Listed entries:
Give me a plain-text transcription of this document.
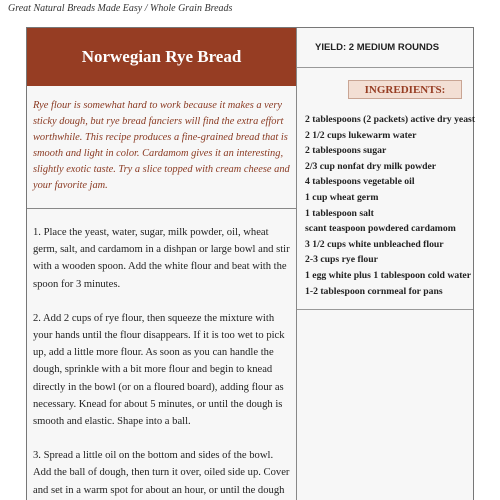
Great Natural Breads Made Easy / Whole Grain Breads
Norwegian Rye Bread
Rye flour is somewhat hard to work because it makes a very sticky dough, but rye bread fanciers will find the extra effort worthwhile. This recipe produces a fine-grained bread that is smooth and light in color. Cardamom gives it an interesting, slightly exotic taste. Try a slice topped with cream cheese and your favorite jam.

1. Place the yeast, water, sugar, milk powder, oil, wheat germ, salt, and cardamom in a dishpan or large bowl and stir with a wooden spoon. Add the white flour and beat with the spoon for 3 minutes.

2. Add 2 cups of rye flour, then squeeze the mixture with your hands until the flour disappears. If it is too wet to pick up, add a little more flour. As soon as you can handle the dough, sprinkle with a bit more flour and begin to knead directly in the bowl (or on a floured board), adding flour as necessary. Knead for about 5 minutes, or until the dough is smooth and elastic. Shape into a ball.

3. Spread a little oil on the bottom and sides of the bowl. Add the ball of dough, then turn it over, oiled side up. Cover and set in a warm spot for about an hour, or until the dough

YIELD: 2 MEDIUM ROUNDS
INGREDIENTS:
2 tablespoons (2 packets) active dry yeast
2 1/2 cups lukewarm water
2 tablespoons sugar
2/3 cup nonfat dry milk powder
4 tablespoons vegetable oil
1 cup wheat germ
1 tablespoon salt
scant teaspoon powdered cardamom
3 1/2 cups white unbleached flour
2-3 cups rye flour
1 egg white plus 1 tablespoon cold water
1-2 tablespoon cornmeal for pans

Work to complete: Leave out all images, then reproduce the entries above exactly.

Reply to the task:
Give me a plain-text transcription of this document.
Great Natural Breads Made Easy / Whole Grain Breads
Norwegian Rye Bread
Rye flour is somewhat hard to work because it makes a very sticky dough, but rye bread fanciers will find the extra effort worthwhile. This recipe produces a fine-grained bread that is smooth and light in color. Cardamom gives it an interesting, slightly exotic taste. Try a slice topped with cream cheese and your favorite jam.

1. Place the yeast, water, sugar, milk powder, oil, wheat germ, salt, and cardamom in a dishpan or large bowl and stir with a wooden spoon. Add the white flour and beat with the spoon for 3 minutes.

2. Add 2 cups of rye flour, then squeeze the mixture with your hands until the flour disappears. If it is too wet to pick up, add a little more flour. As soon as you can handle the dough, sprinkle with a bit more flour and begin to knead directly in the bowl (or on a floured board), adding flour as necessary. Knead for about 5 minutes, or until the dough is smooth and elastic. Shape into a ball.

3. Spread a little oil on the bottom and sides of the bowl. Add the ball of dough, then turn it over, oiled side up. Cover and set in a warm spot for about an hour, or until the dough

YIELD: 2 MEDIUM ROUNDS
INGREDIENTS:
2 tablespoons (2 packets) active dry yeast
2 1/2 cups lukewarm water
2 tablespoons sugar
2/3 cup nonfat dry milk powder
4 tablespoons vegetable oil
1 cup wheat germ
1 tablespoon salt
scant teaspoon powdered cardamom
3 1/2 cups white unbleached flour
2-3 cups rye flour
1 egg white plus 1 tablespoon cold water
1-2 tablespoon cornmeal for pans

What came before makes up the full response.